§ Aim of the task: Drop all images and give the records again exactly.

━━━━━ Exercise input

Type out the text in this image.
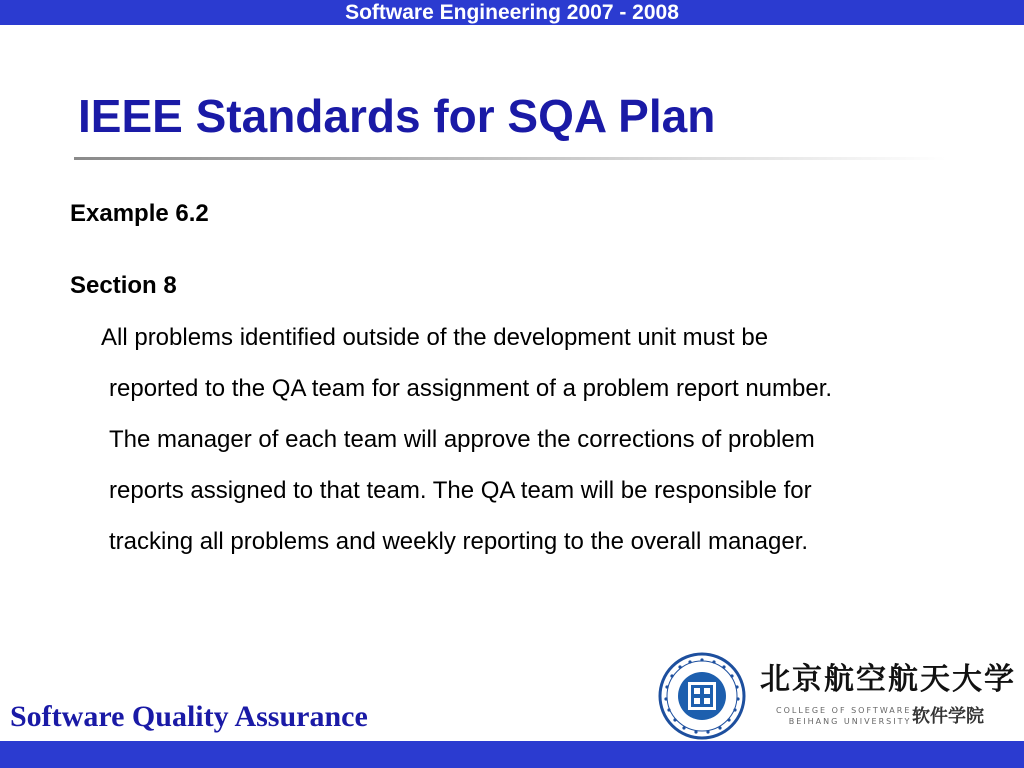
Software Engineering 2007 - 2008
IEEE Standards for SQA Plan
Example 6.2
Section 8
All problems identified outside of the development unit must be
reported to the QA team for assignment of a problem report number.
The manager of each team will approve the corrections of problem
reports assigned to that team. The QA team will be responsible for
tracking all problems and weekly reporting to the overall manager.
Software Quality Assurance
北京航空航天大学
COLLEGE OF SOFTWARE
BEIHANG UNIVERSITY 软件学院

━━━━━━━━━━

§ The result:
Type out the text in this image.
Software Engineering 2007 - 2008
IEEE Standards for SQA Plan
Example 6.2
Section 8
All problems identified outside of the development unit must be
reported to the QA team for assignment of a problem report number.
The manager of each team will approve the corrections of problem
reports assigned to that team. The QA team will be responsible for
tracking all problems and weekly reporting to the overall manager.
Software Quality Assurance
北京航空航天大学
COLLEGE OF SOFTWARE
BEIHANG UNIVERSITY 软件学院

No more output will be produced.